### Required task:
For each line of the data below that holds "this", copy the line.

### Data entries:
┄┄┄┄┄┄

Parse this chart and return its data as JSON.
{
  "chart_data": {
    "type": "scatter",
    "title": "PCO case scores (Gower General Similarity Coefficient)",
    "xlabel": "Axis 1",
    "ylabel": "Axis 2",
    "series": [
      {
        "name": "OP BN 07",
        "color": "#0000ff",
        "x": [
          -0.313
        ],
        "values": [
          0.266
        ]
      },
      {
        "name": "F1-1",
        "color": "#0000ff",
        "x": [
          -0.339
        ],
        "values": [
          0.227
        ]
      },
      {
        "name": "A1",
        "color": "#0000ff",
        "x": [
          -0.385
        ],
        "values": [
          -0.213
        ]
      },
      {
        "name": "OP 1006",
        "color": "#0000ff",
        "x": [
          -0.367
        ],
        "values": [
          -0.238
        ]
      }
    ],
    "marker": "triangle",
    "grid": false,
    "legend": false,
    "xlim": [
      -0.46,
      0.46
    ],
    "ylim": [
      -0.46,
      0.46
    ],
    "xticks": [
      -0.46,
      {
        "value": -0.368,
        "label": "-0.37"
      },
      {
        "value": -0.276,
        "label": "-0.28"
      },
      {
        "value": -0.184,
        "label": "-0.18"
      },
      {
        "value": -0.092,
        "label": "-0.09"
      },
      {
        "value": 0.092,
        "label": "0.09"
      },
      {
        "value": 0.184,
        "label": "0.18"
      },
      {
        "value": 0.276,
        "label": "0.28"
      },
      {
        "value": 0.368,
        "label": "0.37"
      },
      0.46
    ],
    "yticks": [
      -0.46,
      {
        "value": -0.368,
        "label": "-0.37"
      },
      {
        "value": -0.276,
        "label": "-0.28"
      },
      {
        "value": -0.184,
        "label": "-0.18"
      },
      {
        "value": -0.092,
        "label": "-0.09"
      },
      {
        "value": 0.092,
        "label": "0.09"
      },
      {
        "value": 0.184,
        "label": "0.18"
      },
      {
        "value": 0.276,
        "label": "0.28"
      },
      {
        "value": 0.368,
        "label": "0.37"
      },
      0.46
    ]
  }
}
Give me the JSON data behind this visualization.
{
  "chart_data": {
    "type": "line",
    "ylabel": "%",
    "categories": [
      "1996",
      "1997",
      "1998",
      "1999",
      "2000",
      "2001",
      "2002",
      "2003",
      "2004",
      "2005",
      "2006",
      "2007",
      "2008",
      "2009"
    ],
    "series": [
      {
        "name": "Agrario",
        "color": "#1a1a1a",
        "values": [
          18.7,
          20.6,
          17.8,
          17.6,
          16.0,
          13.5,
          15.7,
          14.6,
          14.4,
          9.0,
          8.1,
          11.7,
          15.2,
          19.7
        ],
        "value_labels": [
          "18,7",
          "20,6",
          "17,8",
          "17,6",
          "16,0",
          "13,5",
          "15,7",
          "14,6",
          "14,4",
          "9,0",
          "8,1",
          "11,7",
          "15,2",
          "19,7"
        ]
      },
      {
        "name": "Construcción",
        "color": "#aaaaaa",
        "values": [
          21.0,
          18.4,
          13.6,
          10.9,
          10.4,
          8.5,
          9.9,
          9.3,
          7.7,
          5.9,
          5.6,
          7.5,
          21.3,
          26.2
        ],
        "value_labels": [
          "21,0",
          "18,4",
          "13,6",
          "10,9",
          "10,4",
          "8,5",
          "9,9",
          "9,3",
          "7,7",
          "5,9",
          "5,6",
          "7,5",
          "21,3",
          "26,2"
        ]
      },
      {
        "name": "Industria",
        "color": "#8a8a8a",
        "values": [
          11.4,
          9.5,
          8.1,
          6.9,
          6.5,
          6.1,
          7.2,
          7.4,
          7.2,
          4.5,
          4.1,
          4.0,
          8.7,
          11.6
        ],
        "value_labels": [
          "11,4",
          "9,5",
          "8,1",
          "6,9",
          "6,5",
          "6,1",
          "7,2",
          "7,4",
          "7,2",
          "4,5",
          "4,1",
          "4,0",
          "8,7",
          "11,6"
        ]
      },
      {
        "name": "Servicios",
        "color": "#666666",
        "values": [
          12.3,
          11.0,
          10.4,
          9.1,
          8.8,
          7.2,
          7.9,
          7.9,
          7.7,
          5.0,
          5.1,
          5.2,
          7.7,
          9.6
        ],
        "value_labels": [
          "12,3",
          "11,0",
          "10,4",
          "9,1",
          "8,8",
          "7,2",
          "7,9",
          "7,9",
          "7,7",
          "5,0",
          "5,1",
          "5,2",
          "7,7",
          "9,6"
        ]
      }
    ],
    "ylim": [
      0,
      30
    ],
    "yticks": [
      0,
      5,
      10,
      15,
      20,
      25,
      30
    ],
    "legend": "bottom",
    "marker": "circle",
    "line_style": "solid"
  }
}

┄┄┄┄┄┄

### Exercise result:
Parse this chart and return its data as JSON.
Give me the JSON data behind this visualization.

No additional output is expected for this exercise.